Work to complete: Transcribe the entries below exactly; leave every image out.
[Start of Data]
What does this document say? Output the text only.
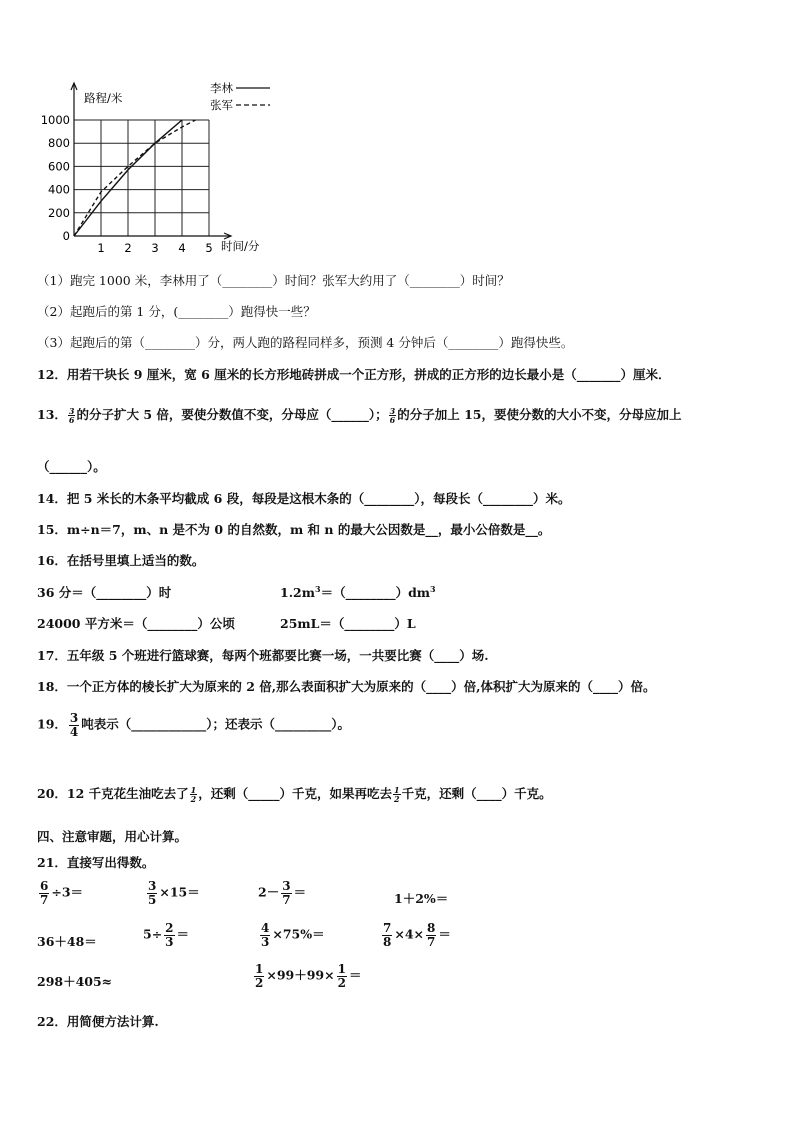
0
200
400
600
800
1000
1 2 3 4 5
路程/米
时间/分
李林
张军
（1）跑完 1000 米，李林用了（________）时间？张军大约用了（________）时间？
（2）起跑后的第 1 分，(________）跑得快一些？
（3）起跑后的第（________）分，两人跑的路程同样多，预测 4 分钟后（________）跑得快些。
12．用若干块长 9 厘米，宽 6 厘米的长方形地砖拼成一个正方形，拼成的正方形的边长最小是（_______）厘米．
13． $\frac{3}{6}$ 的分子扩大 5 倍，要使分数值不变，分母应（______）； $\frac{3}{6}$ 的分子加上 15，要使分数的大小不变，分母应加上
（______）。
14．把 5 米长的木条平均截成 6 段，每段是这根木条的（________），每段长（________）米。
15．m÷n＝7，m、n 是不为 0 的自然数，m 和 n 的最大公因数是__，最小公倍数是__。
16．在括号里填上适当的数。
36 分＝（________）时	$1.2m^3=(\_\_\_\_\_\_\_\_)dm^3$
24000 平方米＝（________）公顷	25mL＝（________）L
17．五年级 5 个班进行篮球赛，每两个班都要比赛一场，一共要比赛（____）场.
18．一个正方体的棱长扩大为原来的 2 倍,那么表面积扩大为原来的（____）倍,体积扩大为原来的（____）倍。
19． $\frac{3}{4}$ 吨表示（____________）；还表示（_________）。
20．12 千克花生油吃去了 $\frac{1}{2}$ ，还剩（_____）千克，如果再吃去 $\frac{1}{2}$ 千克，还剩（____）千克。
四、注意审题，用心计算。
21．直接写出得数。
$\frac{6}{7} \div 3=$	$\frac{3}{5} \times 15=$	$2- \frac{3}{7}$ ＝	1＋2%＝
36＋48＝	$5\div \frac{2}{3}$ ＝	$\frac{4}{3} \times 75\%=$	$\frac{7}{8} \times 4\times \frac{8}{7}$ ＝
298＋405≈	$\frac{1}{2} \times 99+99\times \frac{1}{2}$ ＝
22．用简便方法计算.
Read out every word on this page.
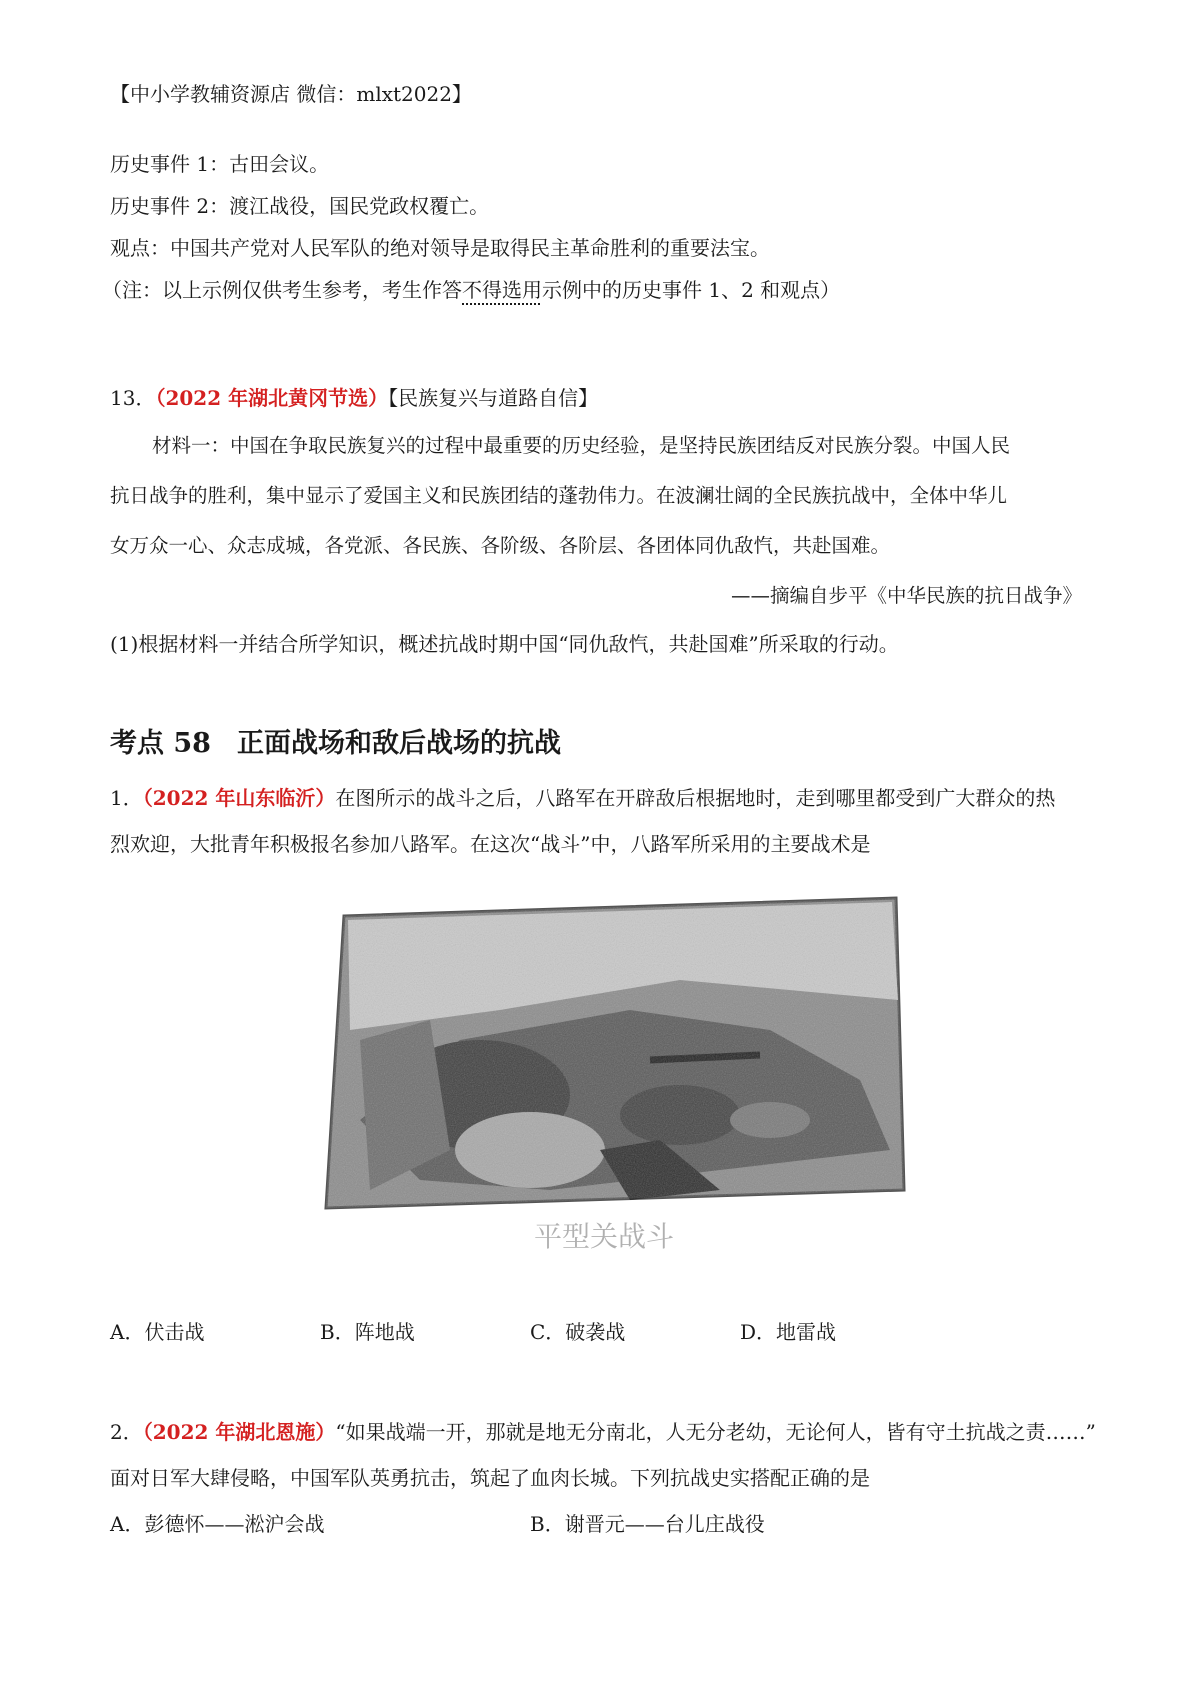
【中小学教辅资源店 微信：mlxt2022】
历史事件 1：古田会议。
历史事件 2：渡江战役，国民党政权覆亡。
观点：中国共产党对人民军队的绝对领导是取得民主革命胜利的重要法宝。
（注：以上示例仅供考生参考，考生作答不得选用示例中的历史事件 1、2 和观点）
13．（2022 年湖北黄冈节选）【民族复兴与道路自信】
材料一：中国在争取民族复兴的过程中最重要的历史经验，是坚持民族团结反对民族分裂。中国人民
抗日战争的胜利，集中显示了爱国主义和民族团结的蓬勃伟力。在波澜壮阔的全民族抗战中，全体中华儿
女万众一心、众志成城，各党派、各民族、各阶级、各阶层、各团体同仇敌忾，共赴国难。
——摘编自步平《中华民族的抗日战争》
(1)根据材料一并结合所学知识，概述抗战时期中国“同仇敌忾，共赴国难”所采取的行动。
考点 58 正面战场和敌后战场的抗战
1．（2022 年山东临沂）在图所示的战斗之后，八路军在开辟敌后根据地时，走到哪里都受到广大群众的热
烈欢迎，大批青年积极报名参加八路军。在这次“战斗”中，八路军所采用的主要战术是
平型关战斗
A．伏击战	B．阵地战	C．破袭战	D．地雷战
2．（2022 年湖北恩施）“如果战端一开，那就是地无分南北，人无分老幼，无论何人，皆有守土抗战之责……”
面对日军大肆侵略，中国军队英勇抗击，筑起了血肉长城。下列抗战史实搭配正确的是
A．彭德怀——淞沪会战	B．谢晋元——台儿庄战役
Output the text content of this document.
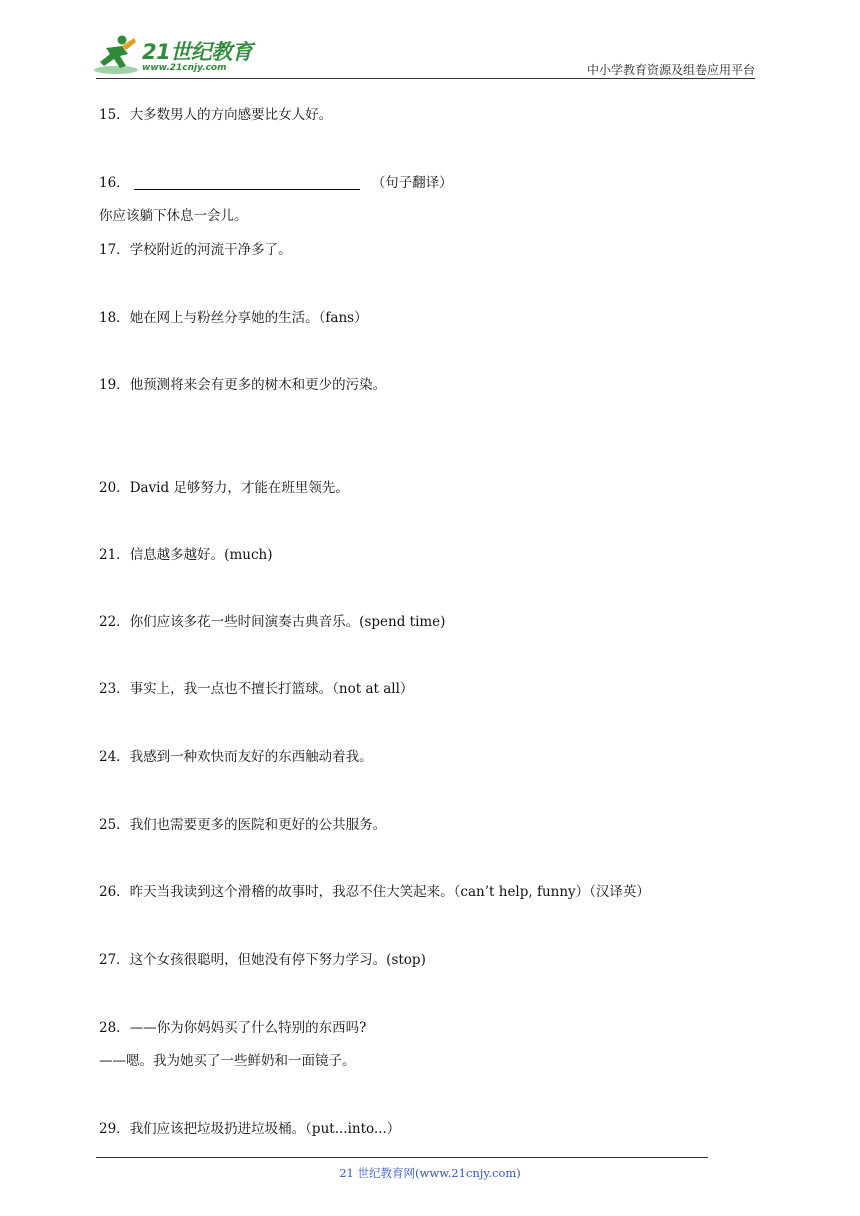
21世纪教育
www.21cnjy.com	中小学教育资源及组卷应用平台
15．大多数男人的方向感要比女人好。
16．	（句子翻译）
你应该躺下休息一会儿。
17．学校附近的河流干净多了。
18．她在网上与粉丝分享她的生活。（fans）
19．他预测将来会有更多的树木和更少的污染。
20．David 足够努力，才能在班里领先。
21．信息越多越好。(much)
22．你们应该多花一些时间演奏古典音乐。(spend time)
23．事实上，我一点也不擅长打篮球。（not at all）
24．我感到一种欢快而友好的东西触动着我。
25．我们也需要更多的医院和更好的公共服务。
26．昨天当我读到这个滑稽的故事时，我忍不住大笑起来。（can’t help, funny）（汉译英）
27．这个女孩很聪明，但她没有停下努力学习。(stop)
28．——你为你妈妈买了什么特别的东西吗?
——嗯。我为她买了一些鲜奶和一面镜子。
29．我们应该把垃圾扔进垃圾桶。（put...into...）
21 世纪教育网(www.21cnjy.com)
[End of Data]
Response to the task:
What does this document say? Output the text only.
0
200
400
600
800
1000
1 2 3 4 5
路程/米
时间/分
李林
张军
（1）跑完 1000 米，李林用了（________）时间？张军大约用了（________）时间？
（2）起跑后的第 1 分，(________）跑得快一些？
（3）起跑后的第（________）分，两人跑的路程同样多，预测 4 分钟后（________）跑得快些。
12．用若干块长 9 厘米，宽 6 厘米的长方形地砖拼成一个正方形，拼成的正方形的边长最小是（_______）厘米．
13． $\frac{3}{6}$ 的分子扩大 5 倍，要使分数值不变，分母应（______）； $\frac{3}{6}$ 的分子加上 15，要使分数的大小不变，分母应加上
（______）。
14．把 5 米长的木条平均截成 6 段，每段是这根木条的（________），每段长（________）米。
15．m÷n＝7，m、n 是不为 0 的自然数，m 和 n 的最大公因数是__，最小公倍数是__。
16．在括号里填上适当的数。
36 分＝（________）时	$1.2m^3=(\_\_\_\_\_\_\_\_)dm^3$
24000 平方米＝（________）公顷	25mL＝（________）L
17．五年级 5 个班进行篮球赛，每两个班都要比赛一场，一共要比赛（____）场.
18．一个正方体的棱长扩大为原来的 2 倍,那么表面积扩大为原来的（____）倍,体积扩大为原来的（____）倍。
19． $\frac{3}{4}$ 吨表示（____________）；还表示（_________）。
20．12 千克花生油吃去了 $\frac{1}{2}$ ，还剩（_____）千克，如果再吃去 $\frac{1}{2}$ 千克，还剩（____）千克。
四、注意审题，用心计算。
21．直接写出得数。
$\frac{6}{7} \div 3=$	$\frac{3}{5} \times 15=$	$2- \frac{3}{7}$ ＝	1＋2%＝
36＋48＝	$5\div \frac{2}{3}$ ＝	$\frac{4}{3} \times 75\%=$	$\frac{7}{8} \times 4\times \frac{8}{7}$ ＝
298＋405≈	$\frac{1}{2} \times 99+99\times \frac{1}{2}$ ＝
22．用简便方法计算.
Read out every word on this page.
【中小学教辅资源店 微信：mlxt2022】
历史事件 1：古田会议。
历史事件 2：渡江战役，国民党政权覆亡。
观点：中国共产党对人民军队的绝对领导是取得民主革命胜利的重要法宝。
（注：以上示例仅供考生参考，考生作答不得选用示例中的历史事件 1、2 和观点）
13．（2022 年湖北黄冈节选）【民族复兴与道路自信】
材料一：中国在争取民族复兴的过程中最重要的历史经验，是坚持民族团结反对民族分裂。中国人民
抗日战争的胜利，集中显示了爱国主义和民族团结的蓬勃伟力。在波澜壮阔的全民族抗战中，全体中华儿
女万众一心、众志成城，各党派、各民族、各阶级、各阶层、各团体同仇敌忾，共赴国难。
——摘编自步平《中华民族的抗日战争》
(1)根据材料一并结合所学知识，概述抗战时期中国“同仇敌忾，共赴国难”所采取的行动。
考点 58 正面战场和敌后战场的抗战
1．（2022 年山东临沂）在图所示的战斗之后，八路军在开辟敌后根据地时，走到哪里都受到广大群众的热
烈欢迎，大批青年积极报名参加八路军。在这次“战斗”中，八路军所采用的主要战术是
平型关战斗
A．伏击战	B．阵地战	C．破袭战	D．地雷战
2．（2022 年湖北恩施）“如果战端一开，那就是地无分南北，人无分老幼，无论何人，皆有守土抗战之责……”
面对日军大肆侵略，中国军队英勇抗击，筑起了血肉长城。下列抗战史实搭配正确的是
A．彭德怀——淞沪会战	B．谢晋元——台儿庄战役
Output the text content of this document.
21世纪教育
www.21cnjy.com	中小学教育资源及组卷应用平台
15．大多数男人的方向感要比女人好。
16．	（句子翻译）
你应该躺下休息一会儿。
17．学校附近的河流干净多了。
18．她在网上与粉丝分享她的生活。（fans）
19．他预测将来会有更多的树木和更少的污染。
20．David 足够努力，才能在班里领先。
21．信息越多越好。(much)
22．你们应该多花一些时间演奏古典音乐。(spend time)
23．事实上，我一点也不擅长打篮球。（not at all）
24．我感到一种欢快而友好的东西触动着我。
25．我们也需要更多的医院和更好的公共服务。
26．昨天当我读到这个滑稽的故事时，我忍不住大笑起来。（can’t help, funny）（汉译英）
27．这个女孩很聪明，但她没有停下努力学习。(stop)
28．——你为你妈妈买了什么特别的东西吗?
——嗯。我为她买了一些鲜奶和一面镜子。
29．我们应该把垃圾扔进垃圾桶。（put...into...）
21 世纪教育网(www.21cnjy.com)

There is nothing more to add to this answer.